GIVEN PROBLEM
Reproduce the records below in full and exactly, without their images.

EXTRACTED INFORMATION
--- Start ---

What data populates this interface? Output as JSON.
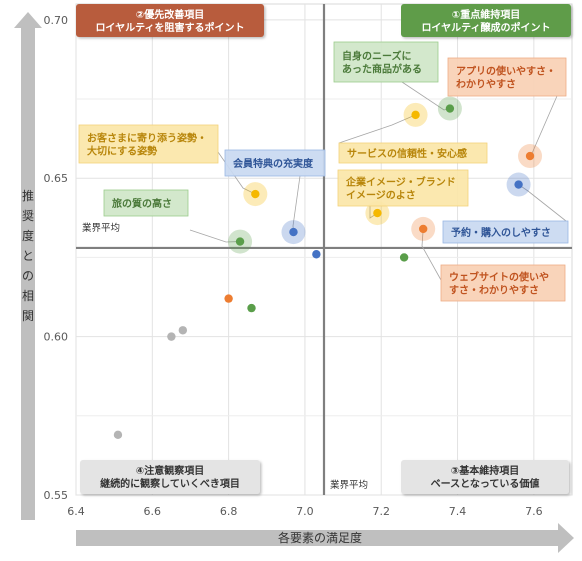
{
  "chart_data": {
    "type": "scatter",
    "xlabel": "各要素の満足度",
    "ylabel": "推奨度との相関",
    "xlim": [
      6.4,
      7.7
    ],
    "ylim": [
      0.55,
      0.705
    ],
    "x_ticks": [
      6.4,
      6.6,
      6.8,
      7.0,
      7.2,
      7.4,
      7.6
    ],
    "y_ticks": [
      0.55,
      0.6,
      0.65,
      0.7
    ],
    "x_tick_labels": [
      "6.4",
      "6.6",
      "6.8",
      "7.0",
      "7.2",
      "7.4",
      "7.6"
    ],
    "y_tick_labels": [
      "0.55",
      "0.60",
      "0.65",
      "0.70"
    ],
    "average_x": 7.05,
    "average_y": 0.628,
    "average_labels": {
      "horizontal": "業界平均",
      "vertical": "業界平均"
    },
    "grid": true,
    "quadrants": [
      {
        "key": "q2",
        "text": "②優先改善項目\nロイヤルティを阻害するポイント",
        "fill": "#b85c3c",
        "text_color": "#ffffff"
      },
      {
        "key": "q1",
        "text": "①重点維持項目\nロイヤルティ醸成のポイント",
        "fill": "#5e9c4a",
        "text_color": "#ffffff"
      },
      {
        "key": "q4",
        "text": "④注意観察項目\n継続的に観察していくべき項目",
        "fill": "#e4e4e4",
        "text_color": "#333333"
      },
      {
        "key": "q3",
        "text": "③基本維持項目\nベースとなっている価値",
        "fill": "#e4e4e4",
        "text_color": "#333333"
      }
    ],
    "points": [
      {
        "x": 7.38,
        "y": 0.672,
        "color": "#5a9e4a",
        "highlight": true
      },
      {
        "x": 7.59,
        "y": 0.657,
        "color": "#ed7d31",
        "highlight": true
      },
      {
        "x": 7.29,
        "y": 0.67,
        "color": "#f5b800",
        "highlight": true
      },
      {
        "x": 7.56,
        "y": 0.648,
        "color": "#4472c4",
        "highlight": true
      },
      {
        "x": 7.19,
        "y": 0.639,
        "color": "#f5b800",
        "highlight": true
      },
      {
        "x": 7.31,
        "y": 0.634,
        "color": "#ed7d31",
        "highlight": true
      },
      {
        "x": 6.87,
        "y": 0.645,
        "color": "#f5b800",
        "highlight": true
      },
      {
        "x": 6.97,
        "y": 0.633,
        "color": "#4472c4",
        "highlight": true
      },
      {
        "x": 6.83,
        "y": 0.63,
        "color": "#5a9e4a",
        "highlight": true
      },
      {
        "x": 7.03,
        "y": 0.626,
        "color": "#4472c4",
        "highlight": false
      },
      {
        "x": 7.26,
        "y": 0.625,
        "color": "#5a9e4a",
        "highlight": false
      },
      {
        "x": 6.8,
        "y": 0.612,
        "color": "#ed7d31",
        "highlight": false
      },
      {
        "x": 6.86,
        "y": 0.609,
        "color": "#5a9e4a",
        "highlight": false
      },
      {
        "x": 6.68,
        "y": 0.602,
        "color": "#b4b4b4",
        "highlight": false
      },
      {
        "x": 6.65,
        "y": 0.6,
        "color": "#b4b4b4",
        "highlight": false
      },
      {
        "x": 6.51,
        "y": 0.569,
        "color": "#b4b4b4",
        "highlight": false
      }
    ],
    "annotations": [
      {
        "text": "自身のニーズに\nあった商品がある",
        "fill": "#cfe6c8",
        "stroke": "#9ccc8c",
        "text_color": "#4b7a3a",
        "point": 0
      },
      {
        "text": "アプリの使いやすさ・\nわかりやすさ",
        "fill": "#f8d0b4",
        "stroke": "#efac86",
        "text_color": "#c0531f",
        "point": 1
      },
      {
        "text": "サービスの信頼性・安心感",
        "fill": "#fbe6a8",
        "stroke": "#f3d27a",
        "text_color": "#b8860b",
        "point": 2
      },
      {
        "text": "予約・購入のしやすさ",
        "fill": "#c9d9f1",
        "stroke": "#9ab7e3",
        "text_color": "#2f5597",
        "point": 3
      },
      {
        "text": "企業イメージ・ブランド\nイメージのよさ",
        "fill": "#fbe6a8",
        "stroke": "#f3d27a",
        "text_color": "#b8860b",
        "point": 4
      },
      {
        "text": "ウェブサイトの使いや\nすさ・わかりやすさ",
        "fill": "#f8d0b4",
        "stroke": "#efac86",
        "text_color": "#c0531f",
        "point": 5
      },
      {
        "text": "お客さまに寄り添う姿勢・\n大切にする姿勢",
        "fill": "#fbe6a8",
        "stroke": "#f3d27a",
        "text_color": "#b8860b",
        "point": 6
      },
      {
        "text": "会員特典の充実度",
        "fill": "#c9d9f1",
        "stroke": "#9ab7e3",
        "text_color": "#2f5597",
        "point": 7
      },
      {
        "text": "旅の質の高さ",
        "fill": "#cfe6c8",
        "stroke": "#9ccc8c",
        "text_color": "#4b7a3a",
        "point": 8
      }
    ]
  }
}
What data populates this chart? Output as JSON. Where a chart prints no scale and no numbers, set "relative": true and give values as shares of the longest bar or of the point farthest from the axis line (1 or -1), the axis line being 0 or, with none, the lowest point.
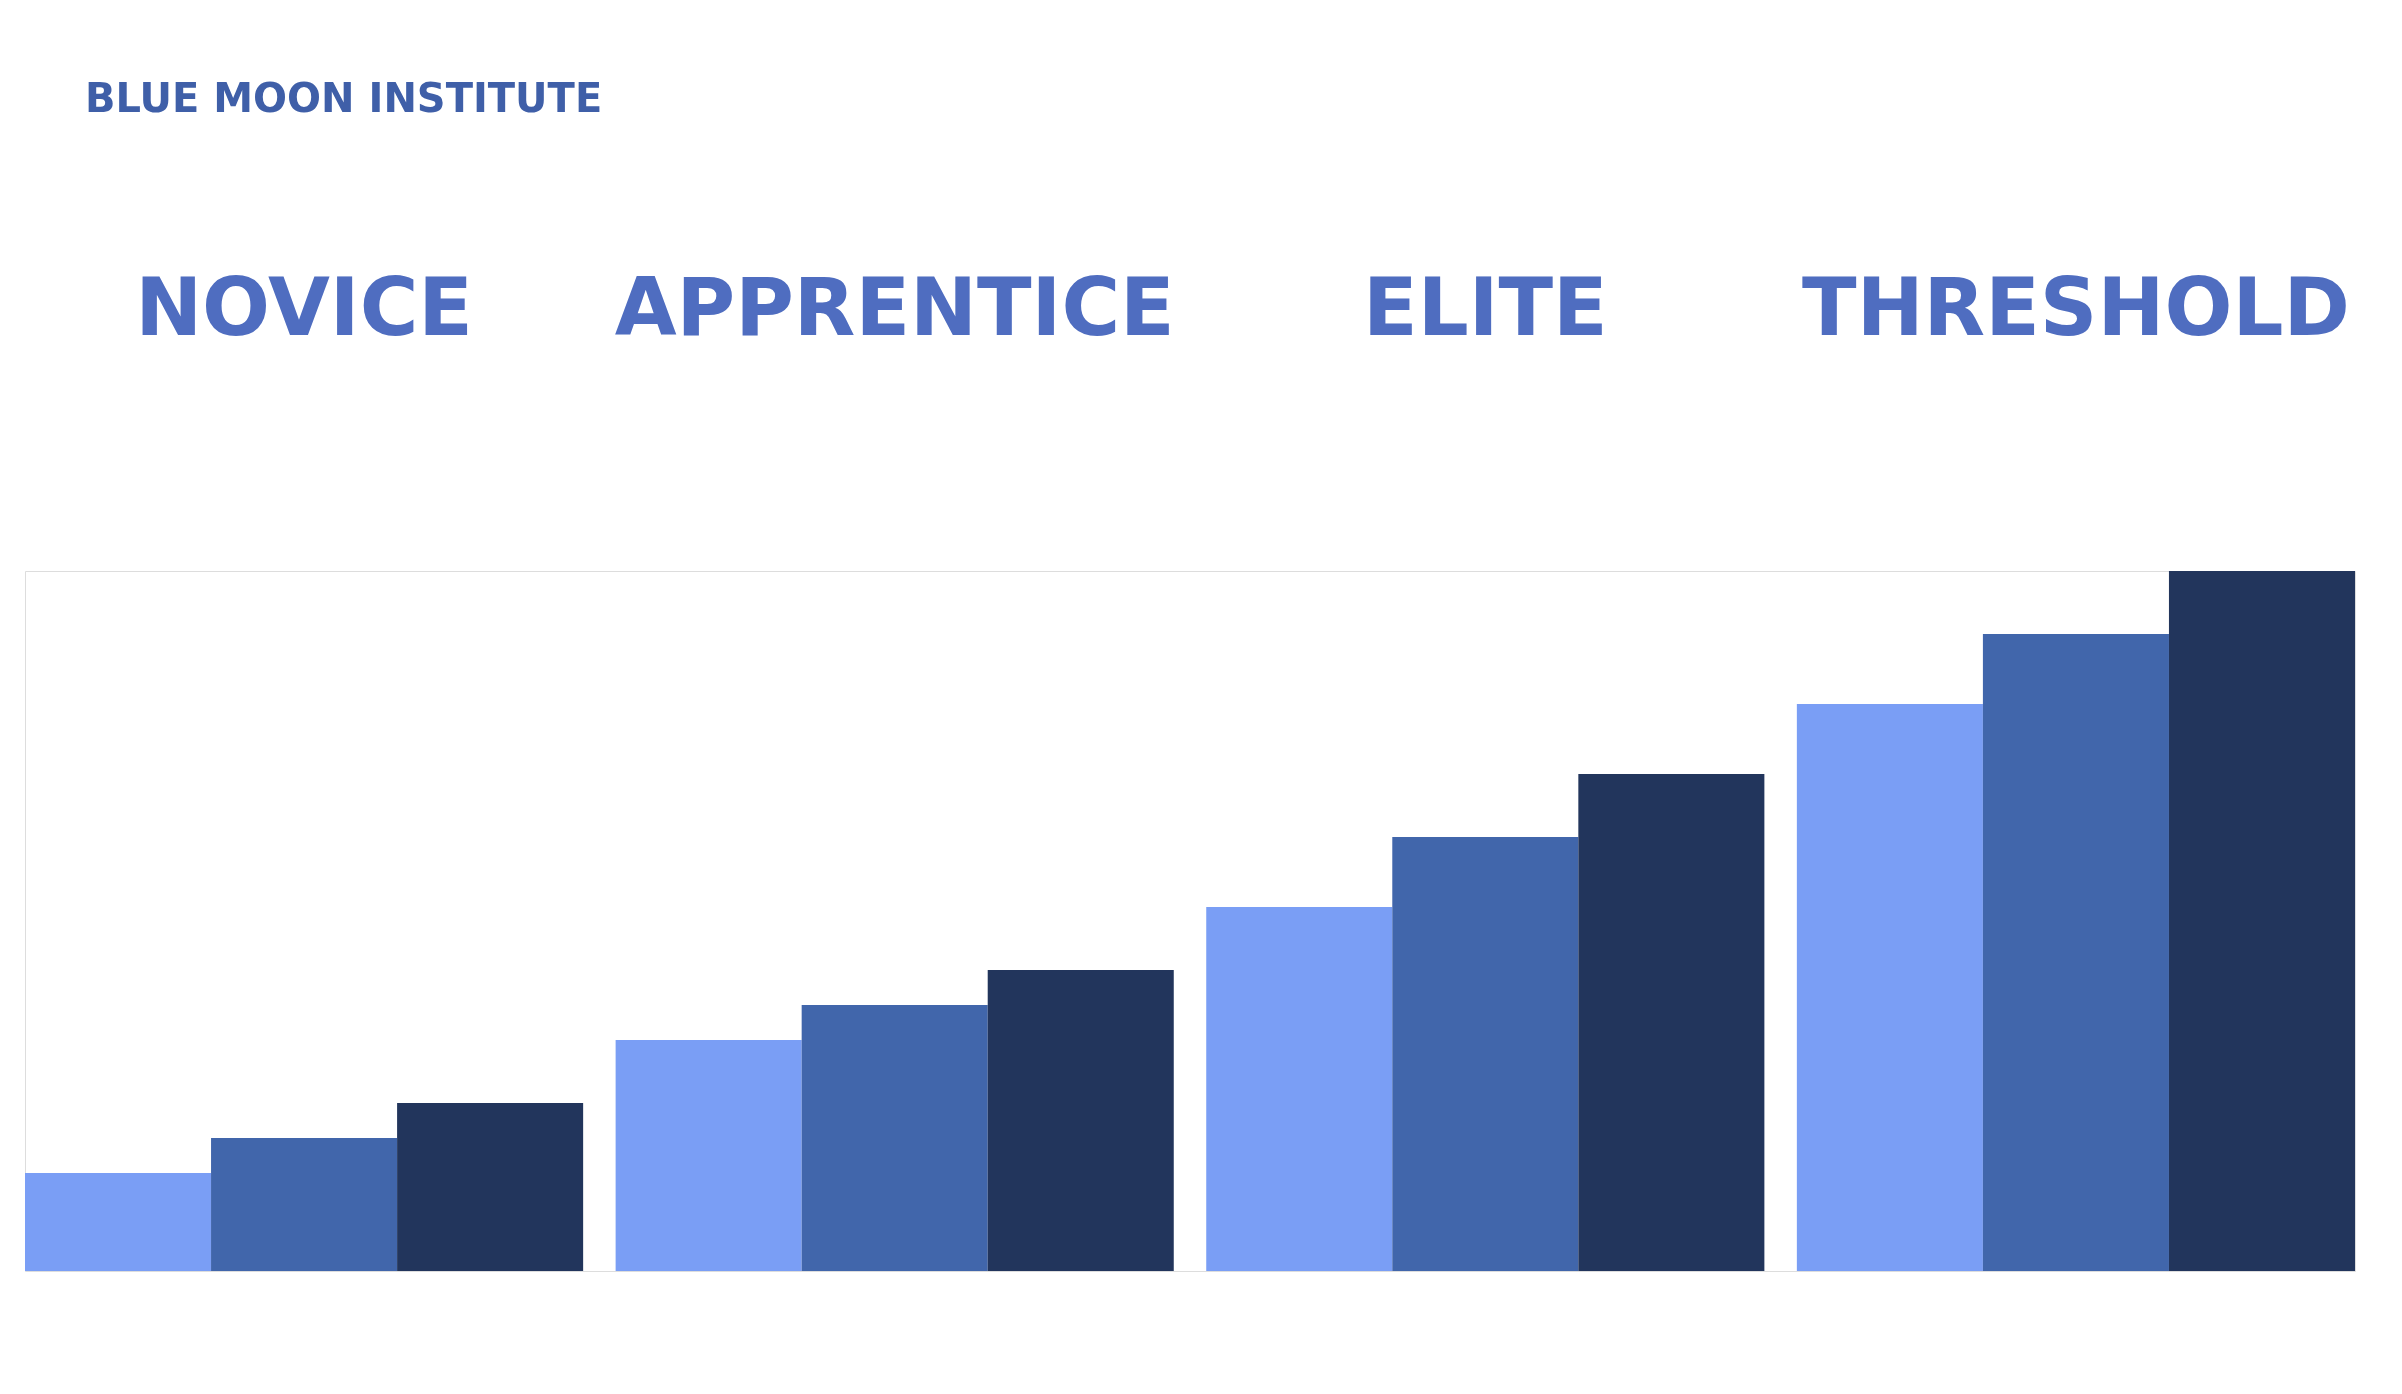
{
  "chart_data": {
    "type": "bar",
    "title": "BLUE MOON INSTITUTE",
    "relative": true,
    "legend": false,
    "categories": [
      "NOVICE",
      "APPRENTICE",
      "ELITE",
      "THRESHOLD"
    ],
    "series": [
      {
        "color": "#7a9ef5",
        "values": [
          0.14,
          0.33,
          0.52,
          0.81
        ]
      },
      {
        "color": "#4166ab",
        "values": [
          0.19,
          0.38,
          0.62,
          0.91
        ]
      },
      {
        "color": "#22355c",
        "values": [
          0.24,
          0.43,
          0.71,
          1
        ]
      }
    ]
  }
}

--- End ---

RESPONSE
What data populates this interface? Output as JSON.
{
  "chart_data": {
    "type": "scatter",
    "xlabel": "各要素の満足度",
    "ylabel": "推奨度との相関",
    "xlim": [
      6.4,
      7.7
    ],
    "ylim": [
      0.55,
      0.705
    ],
    "x_ticks": [
      6.4,
      6.6,
      6.8,
      7.0,
      7.2,
      7.4,
      7.6
    ],
    "y_ticks": [
      0.55,
      0.6,
      0.65,
      0.7
    ],
    "x_tick_labels": [
      "6.4",
      "6.6",
      "6.8",
      "7.0",
      "7.2",
      "7.4",
      "7.6"
    ],
    "y_tick_labels": [
      "0.55",
      "0.60",
      "0.65",
      "0.70"
    ],
    "average_x": 7.05,
    "average_y": 0.628,
    "average_labels": {
      "horizontal": "業界平均",
      "vertical": "業界平均"
    },
    "grid": true,
    "quadrants": [
      {
        "key": "q2",
        "text": "②優先改善項目\nロイヤルティを阻害するポイント",
        "fill": "#b85c3c",
        "text_color": "#ffffff"
      },
      {
        "key": "q1",
        "text": "①重点維持項目\nロイヤルティ醸成のポイント",
        "fill": "#5e9c4a",
        "text_color": "#ffffff"
      },
      {
        "key": "q4",
        "text": "④注意観察項目\n継続的に観察していくべき項目",
        "fill": "#e4e4e4",
        "text_color": "#333333"
      },
      {
        "key": "q3",
        "text": "③基本維持項目\nベースとなっている価値",
        "fill": "#e4e4e4",
        "text_color": "#333333"
      }
    ],
    "points": [
      {
        "x": 7.38,
        "y": 0.672,
        "color": "#5a9e4a",
        "highlight": true
      },
      {
        "x": 7.59,
        "y": 0.657,
        "color": "#ed7d31",
        "highlight": true
      },
      {
        "x": 7.29,
        "y": 0.67,
        "color": "#f5b800",
        "highlight": true
      },
      {
        "x": 7.56,
        "y": 0.648,
        "color": "#4472c4",
        "highlight": true
      },
      {
        "x": 7.19,
        "y": 0.639,
        "color": "#f5b800",
        "highlight": true
      },
      {
        "x": 7.31,
        "y": 0.634,
        "color": "#ed7d31",
        "highlight": true
      },
      {
        "x": 6.87,
        "y": 0.645,
        "color": "#f5b800",
        "highlight": true
      },
      {
        "x": 6.97,
        "y": 0.633,
        "color": "#4472c4",
        "highlight": true
      },
      {
        "x": 6.83,
        "y": 0.63,
        "color": "#5a9e4a",
        "highlight": true
      },
      {
        "x": 7.03,
        "y": 0.626,
        "color": "#4472c4",
        "highlight": false
      },
      {
        "x": 7.26,
        "y": 0.625,
        "color": "#5a9e4a",
        "highlight": false
      },
      {
        "x": 6.8,
        "y": 0.612,
        "color": "#ed7d31",
        "highlight": false
      },
      {
        "x": 6.86,
        "y": 0.609,
        "color": "#5a9e4a",
        "highlight": false
      },
      {
        "x": 6.68,
        "y": 0.602,
        "color": "#b4b4b4",
        "highlight": false
      },
      {
        "x": 6.65,
        "y": 0.6,
        "color": "#b4b4b4",
        "highlight": false
      },
      {
        "x": 6.51,
        "y": 0.569,
        "color": "#b4b4b4",
        "highlight": false
      }
    ],
    "annotations": [
      {
        "text": "自身のニーズに\nあった商品がある",
        "fill": "#cfe6c8",
        "stroke": "#9ccc8c",
        "text_color": "#4b7a3a",
        "point": 0
      },
      {
        "text": "アプリの使いやすさ・\nわかりやすさ",
        "fill": "#f8d0b4",
        "stroke": "#efac86",
        "text_color": "#c0531f",
        "point": 1
      },
      {
        "text": "サービスの信頼性・安心感",
        "fill": "#fbe6a8",
        "stroke": "#f3d27a",
        "text_color": "#b8860b",
        "point": 2
      },
      {
        "text": "予約・購入のしやすさ",
        "fill": "#c9d9f1",
        "stroke": "#9ab7e3",
        "text_color": "#2f5597",
        "point": 3
      },
      {
        "text": "企業イメージ・ブランド\nイメージのよさ",
        "fill": "#fbe6a8",
        "stroke": "#f3d27a",
        "text_color": "#b8860b",
        "point": 4
      },
      {
        "text": "ウェブサイトの使いや\nすさ・わかりやすさ",
        "fill": "#f8d0b4",
        "stroke": "#efac86",
        "text_color": "#c0531f",
        "point": 5
      },
      {
        "text": "お客さまに寄り添う姿勢・\n大切にする姿勢",
        "fill": "#fbe6a8",
        "stroke": "#f3d27a",
        "text_color": "#b8860b",
        "point": 6
      },
      {
        "text": "会員特典の充実度",
        "fill": "#c9d9f1",
        "stroke": "#9ab7e3",
        "text_color": "#2f5597",
        "point": 7
      },
      {
        "text": "旅の質の高さ",
        "fill": "#cfe6c8",
        "stroke": "#9ccc8c",
        "text_color": "#4b7a3a",
        "point": 8
      }
    ]
  }
}
What data populates this chart? Output as JSON. Where a chart prints no scale and no numbers, set "relative": true and give values as shares of the longest bar or of the point farthest from the axis line (1 or -1), the axis line being 0 or, with none, the lowest point.
{
  "chart_data": {
    "type": "bar",
    "title": "BLUE MOON INSTITUTE",
    "relative": true,
    "legend": false,
    "categories": [
      "NOVICE",
      "APPRENTICE",
      "ELITE",
      "THRESHOLD"
    ],
    "series": [
      {
        "color": "#7a9ef5",
        "values": [
          0.14,
          0.33,
          0.52,
          0.81
        ]
      },
      {
        "color": "#4166ab",
        "values": [
          0.19,
          0.38,
          0.62,
          0.91
        ]
      },
      {
        "color": "#22355c",
        "values": [
          0.24,
          0.43,
          0.71,
          1
        ]
      }
    ]
  }
}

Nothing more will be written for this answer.